WRITTEN REQUEST: Where the data below has the string "cetăţenilor", return the whole line.

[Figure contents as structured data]

-- BEGIN --

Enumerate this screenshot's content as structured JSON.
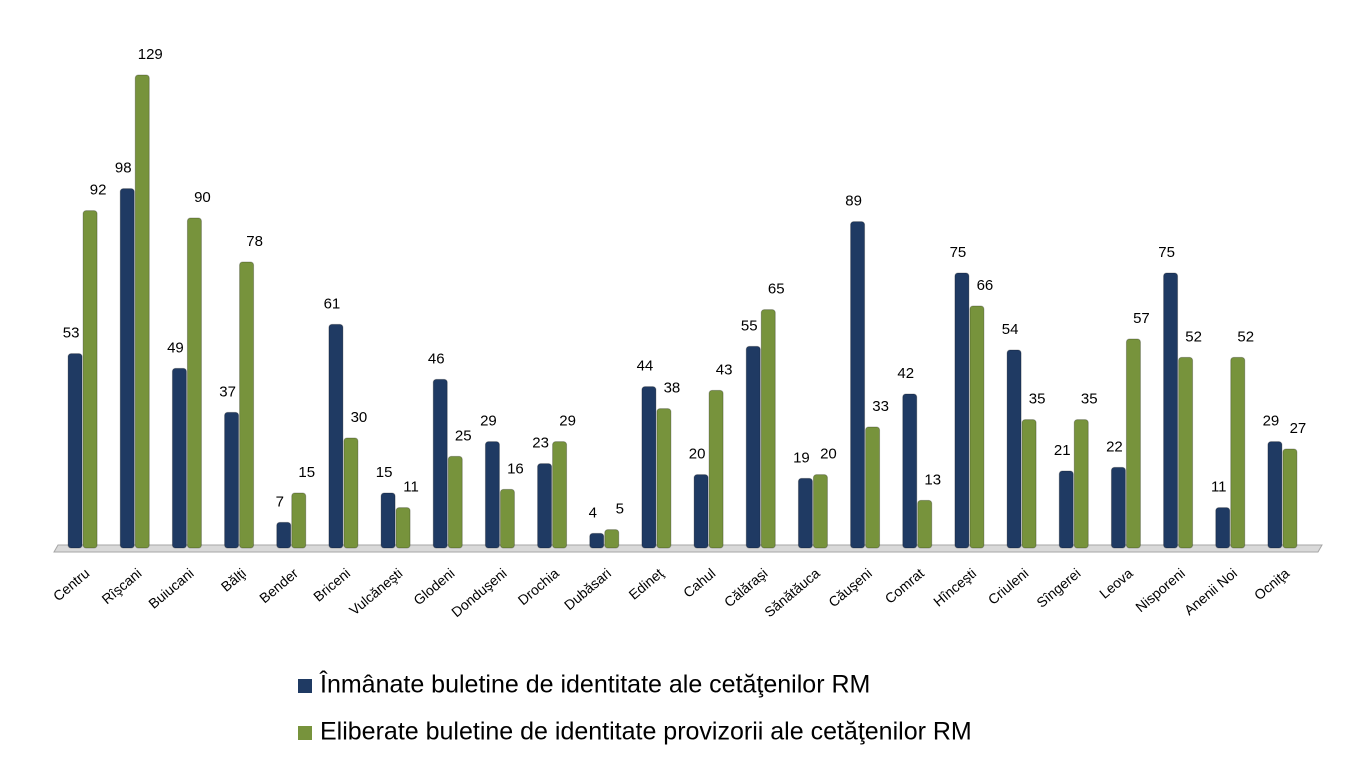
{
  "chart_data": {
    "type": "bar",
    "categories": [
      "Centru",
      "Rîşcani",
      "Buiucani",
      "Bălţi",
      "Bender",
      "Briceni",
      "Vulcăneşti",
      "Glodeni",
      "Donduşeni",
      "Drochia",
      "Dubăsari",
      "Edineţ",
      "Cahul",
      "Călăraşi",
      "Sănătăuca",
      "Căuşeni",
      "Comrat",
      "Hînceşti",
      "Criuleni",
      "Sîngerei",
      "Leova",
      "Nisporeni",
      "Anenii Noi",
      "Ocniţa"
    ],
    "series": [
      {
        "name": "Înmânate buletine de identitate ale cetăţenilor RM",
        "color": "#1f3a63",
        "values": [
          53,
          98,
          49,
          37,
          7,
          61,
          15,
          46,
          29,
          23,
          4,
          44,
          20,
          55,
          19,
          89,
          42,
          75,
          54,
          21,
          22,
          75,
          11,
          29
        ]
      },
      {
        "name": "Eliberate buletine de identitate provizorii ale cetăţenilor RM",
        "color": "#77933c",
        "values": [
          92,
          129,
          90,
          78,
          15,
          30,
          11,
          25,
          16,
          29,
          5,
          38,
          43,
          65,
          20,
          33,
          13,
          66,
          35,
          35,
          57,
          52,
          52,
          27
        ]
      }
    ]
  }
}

-- END --
-- BEGIN --

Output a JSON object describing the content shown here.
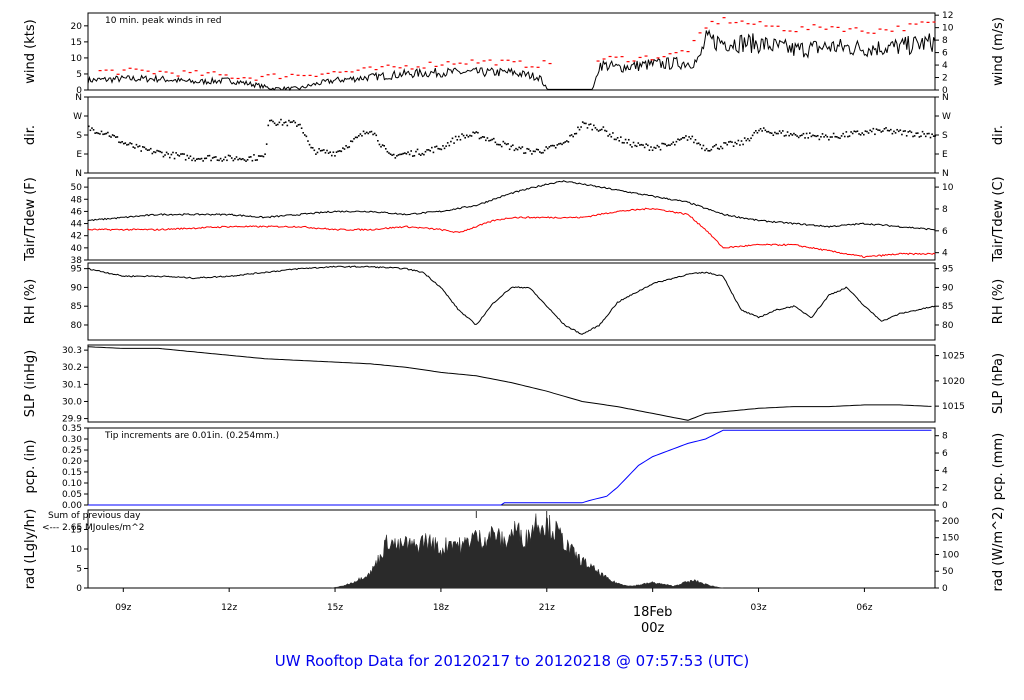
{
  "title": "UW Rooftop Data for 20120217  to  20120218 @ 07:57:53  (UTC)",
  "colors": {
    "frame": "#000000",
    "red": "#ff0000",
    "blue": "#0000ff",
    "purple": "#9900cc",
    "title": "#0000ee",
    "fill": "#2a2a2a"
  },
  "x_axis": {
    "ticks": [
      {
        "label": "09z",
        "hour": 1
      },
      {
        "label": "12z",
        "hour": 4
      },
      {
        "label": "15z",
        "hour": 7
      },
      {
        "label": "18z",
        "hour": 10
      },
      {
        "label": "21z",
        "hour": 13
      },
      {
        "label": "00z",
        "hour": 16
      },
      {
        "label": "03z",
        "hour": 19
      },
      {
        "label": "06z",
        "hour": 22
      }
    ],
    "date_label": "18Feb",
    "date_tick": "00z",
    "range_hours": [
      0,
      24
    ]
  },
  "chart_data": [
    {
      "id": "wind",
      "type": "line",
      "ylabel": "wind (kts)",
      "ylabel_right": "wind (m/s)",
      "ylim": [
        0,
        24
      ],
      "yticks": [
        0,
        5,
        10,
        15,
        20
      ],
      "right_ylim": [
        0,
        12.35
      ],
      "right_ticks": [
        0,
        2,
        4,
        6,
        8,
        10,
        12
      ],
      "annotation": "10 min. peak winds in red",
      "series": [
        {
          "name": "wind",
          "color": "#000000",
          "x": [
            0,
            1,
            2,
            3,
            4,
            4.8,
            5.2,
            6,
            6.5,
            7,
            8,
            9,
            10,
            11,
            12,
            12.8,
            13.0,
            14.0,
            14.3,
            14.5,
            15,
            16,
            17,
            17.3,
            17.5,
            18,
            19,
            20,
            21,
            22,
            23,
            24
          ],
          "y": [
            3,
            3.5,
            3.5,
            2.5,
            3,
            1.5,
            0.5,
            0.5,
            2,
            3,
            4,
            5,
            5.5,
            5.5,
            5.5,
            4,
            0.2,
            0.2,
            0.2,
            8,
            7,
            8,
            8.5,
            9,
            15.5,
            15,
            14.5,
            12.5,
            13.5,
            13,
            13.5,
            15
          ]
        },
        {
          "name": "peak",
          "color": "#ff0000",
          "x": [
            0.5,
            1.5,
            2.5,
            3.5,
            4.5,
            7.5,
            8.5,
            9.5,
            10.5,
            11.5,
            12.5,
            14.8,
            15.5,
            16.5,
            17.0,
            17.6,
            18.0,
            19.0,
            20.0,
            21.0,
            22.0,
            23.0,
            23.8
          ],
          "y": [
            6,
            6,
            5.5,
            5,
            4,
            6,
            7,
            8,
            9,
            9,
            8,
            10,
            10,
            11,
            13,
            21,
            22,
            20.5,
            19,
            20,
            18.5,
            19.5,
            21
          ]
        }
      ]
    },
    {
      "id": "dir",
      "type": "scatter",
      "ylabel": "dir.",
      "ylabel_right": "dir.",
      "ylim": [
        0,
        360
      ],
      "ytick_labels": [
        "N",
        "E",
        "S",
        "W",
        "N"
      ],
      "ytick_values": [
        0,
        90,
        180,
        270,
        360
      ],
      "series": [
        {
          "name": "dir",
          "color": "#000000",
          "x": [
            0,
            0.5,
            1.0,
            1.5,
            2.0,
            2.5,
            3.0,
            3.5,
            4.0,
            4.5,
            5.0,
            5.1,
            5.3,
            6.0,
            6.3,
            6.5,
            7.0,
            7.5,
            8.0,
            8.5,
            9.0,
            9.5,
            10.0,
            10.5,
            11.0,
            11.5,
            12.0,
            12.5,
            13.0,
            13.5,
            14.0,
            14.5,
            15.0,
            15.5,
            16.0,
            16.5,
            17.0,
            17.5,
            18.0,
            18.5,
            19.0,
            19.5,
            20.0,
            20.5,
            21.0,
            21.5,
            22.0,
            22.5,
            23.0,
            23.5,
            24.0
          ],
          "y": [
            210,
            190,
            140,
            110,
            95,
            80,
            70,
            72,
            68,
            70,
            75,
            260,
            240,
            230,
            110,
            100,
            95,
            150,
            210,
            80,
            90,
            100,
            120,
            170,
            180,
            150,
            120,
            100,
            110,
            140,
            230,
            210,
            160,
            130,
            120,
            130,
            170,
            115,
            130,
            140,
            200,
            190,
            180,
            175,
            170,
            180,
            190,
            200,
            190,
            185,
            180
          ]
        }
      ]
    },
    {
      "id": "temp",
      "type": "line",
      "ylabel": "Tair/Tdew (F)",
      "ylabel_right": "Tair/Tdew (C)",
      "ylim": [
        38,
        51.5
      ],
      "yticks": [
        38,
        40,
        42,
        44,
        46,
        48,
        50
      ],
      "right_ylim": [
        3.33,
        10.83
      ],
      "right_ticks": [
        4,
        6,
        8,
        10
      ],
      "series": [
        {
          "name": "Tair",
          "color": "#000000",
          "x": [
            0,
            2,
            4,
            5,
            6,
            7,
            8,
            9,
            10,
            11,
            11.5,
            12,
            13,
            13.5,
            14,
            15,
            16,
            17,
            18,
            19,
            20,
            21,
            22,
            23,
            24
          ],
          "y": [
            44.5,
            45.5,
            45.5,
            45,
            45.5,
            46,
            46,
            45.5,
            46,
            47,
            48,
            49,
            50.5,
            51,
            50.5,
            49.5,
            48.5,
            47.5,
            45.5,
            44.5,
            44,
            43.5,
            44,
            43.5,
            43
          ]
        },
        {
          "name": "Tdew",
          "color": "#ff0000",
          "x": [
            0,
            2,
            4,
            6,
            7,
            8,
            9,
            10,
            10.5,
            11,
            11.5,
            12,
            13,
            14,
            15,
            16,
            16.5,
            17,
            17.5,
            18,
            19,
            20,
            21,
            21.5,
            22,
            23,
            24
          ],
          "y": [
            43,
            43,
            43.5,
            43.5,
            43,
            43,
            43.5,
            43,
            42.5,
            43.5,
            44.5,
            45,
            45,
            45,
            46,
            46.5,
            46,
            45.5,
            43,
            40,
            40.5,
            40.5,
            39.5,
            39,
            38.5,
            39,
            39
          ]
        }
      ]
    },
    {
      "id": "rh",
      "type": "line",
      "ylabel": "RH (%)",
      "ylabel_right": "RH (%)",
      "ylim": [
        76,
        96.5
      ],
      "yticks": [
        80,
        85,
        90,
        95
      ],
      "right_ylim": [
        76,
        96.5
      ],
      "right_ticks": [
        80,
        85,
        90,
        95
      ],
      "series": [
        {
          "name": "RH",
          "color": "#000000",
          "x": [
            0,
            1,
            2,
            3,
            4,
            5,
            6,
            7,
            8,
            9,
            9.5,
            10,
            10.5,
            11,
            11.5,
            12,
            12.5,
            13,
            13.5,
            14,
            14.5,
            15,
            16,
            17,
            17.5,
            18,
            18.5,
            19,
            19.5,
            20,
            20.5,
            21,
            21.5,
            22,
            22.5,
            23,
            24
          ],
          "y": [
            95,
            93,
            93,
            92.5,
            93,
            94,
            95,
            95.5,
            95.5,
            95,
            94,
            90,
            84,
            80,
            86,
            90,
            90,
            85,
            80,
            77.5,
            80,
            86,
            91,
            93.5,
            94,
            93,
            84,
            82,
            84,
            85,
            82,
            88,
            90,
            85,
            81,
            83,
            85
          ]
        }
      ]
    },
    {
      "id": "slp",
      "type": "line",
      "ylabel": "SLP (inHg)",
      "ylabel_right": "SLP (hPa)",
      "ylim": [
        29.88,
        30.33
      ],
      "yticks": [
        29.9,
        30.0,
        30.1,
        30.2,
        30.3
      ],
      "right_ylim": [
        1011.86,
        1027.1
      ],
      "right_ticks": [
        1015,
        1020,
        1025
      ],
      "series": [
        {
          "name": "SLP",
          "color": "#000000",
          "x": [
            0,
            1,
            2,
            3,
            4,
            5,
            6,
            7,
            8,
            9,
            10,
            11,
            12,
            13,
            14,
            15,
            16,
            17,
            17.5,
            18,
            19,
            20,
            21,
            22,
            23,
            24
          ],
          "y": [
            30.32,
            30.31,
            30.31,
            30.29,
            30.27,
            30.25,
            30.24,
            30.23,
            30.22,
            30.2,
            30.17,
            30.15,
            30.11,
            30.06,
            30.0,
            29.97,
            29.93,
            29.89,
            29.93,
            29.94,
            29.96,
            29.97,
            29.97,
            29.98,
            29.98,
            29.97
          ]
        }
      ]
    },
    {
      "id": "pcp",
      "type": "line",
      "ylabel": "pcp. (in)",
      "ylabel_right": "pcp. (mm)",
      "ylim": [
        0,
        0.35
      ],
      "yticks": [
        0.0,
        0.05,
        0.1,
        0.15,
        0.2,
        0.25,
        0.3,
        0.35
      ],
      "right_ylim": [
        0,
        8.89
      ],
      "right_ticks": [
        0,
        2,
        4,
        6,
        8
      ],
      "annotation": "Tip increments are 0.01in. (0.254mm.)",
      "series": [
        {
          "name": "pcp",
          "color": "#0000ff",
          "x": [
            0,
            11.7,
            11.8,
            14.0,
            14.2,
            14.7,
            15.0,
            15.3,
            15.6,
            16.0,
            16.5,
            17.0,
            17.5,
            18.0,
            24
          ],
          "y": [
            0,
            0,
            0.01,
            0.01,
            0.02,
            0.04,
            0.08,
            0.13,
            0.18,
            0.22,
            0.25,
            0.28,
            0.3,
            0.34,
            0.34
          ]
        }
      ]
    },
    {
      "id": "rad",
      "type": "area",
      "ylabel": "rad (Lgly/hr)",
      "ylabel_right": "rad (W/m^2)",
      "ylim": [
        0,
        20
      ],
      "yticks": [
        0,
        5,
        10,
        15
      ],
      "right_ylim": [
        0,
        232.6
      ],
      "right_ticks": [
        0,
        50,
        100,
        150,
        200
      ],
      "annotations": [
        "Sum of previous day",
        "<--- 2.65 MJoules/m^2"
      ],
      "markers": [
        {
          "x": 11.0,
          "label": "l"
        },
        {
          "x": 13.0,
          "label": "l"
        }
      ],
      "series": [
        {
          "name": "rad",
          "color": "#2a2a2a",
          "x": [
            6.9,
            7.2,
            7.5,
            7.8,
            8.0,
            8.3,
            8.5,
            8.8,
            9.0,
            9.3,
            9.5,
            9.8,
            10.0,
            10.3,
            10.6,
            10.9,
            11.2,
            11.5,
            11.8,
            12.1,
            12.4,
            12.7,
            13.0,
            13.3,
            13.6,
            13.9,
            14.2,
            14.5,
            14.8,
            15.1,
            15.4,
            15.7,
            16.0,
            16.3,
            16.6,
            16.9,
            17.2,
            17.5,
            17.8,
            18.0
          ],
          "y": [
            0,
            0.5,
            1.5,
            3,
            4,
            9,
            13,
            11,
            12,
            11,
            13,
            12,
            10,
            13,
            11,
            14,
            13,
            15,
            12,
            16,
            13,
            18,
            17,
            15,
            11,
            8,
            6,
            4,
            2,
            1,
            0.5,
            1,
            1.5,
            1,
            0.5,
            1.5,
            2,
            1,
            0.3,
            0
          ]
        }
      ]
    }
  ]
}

-- END --

CORRECT OUTPUT:
        "name": "Înmânate buletine de identitate ale cetăţenilor RM",
        "name": "Eliberate buletine de identitate provizorii ale cetăţenilor RM",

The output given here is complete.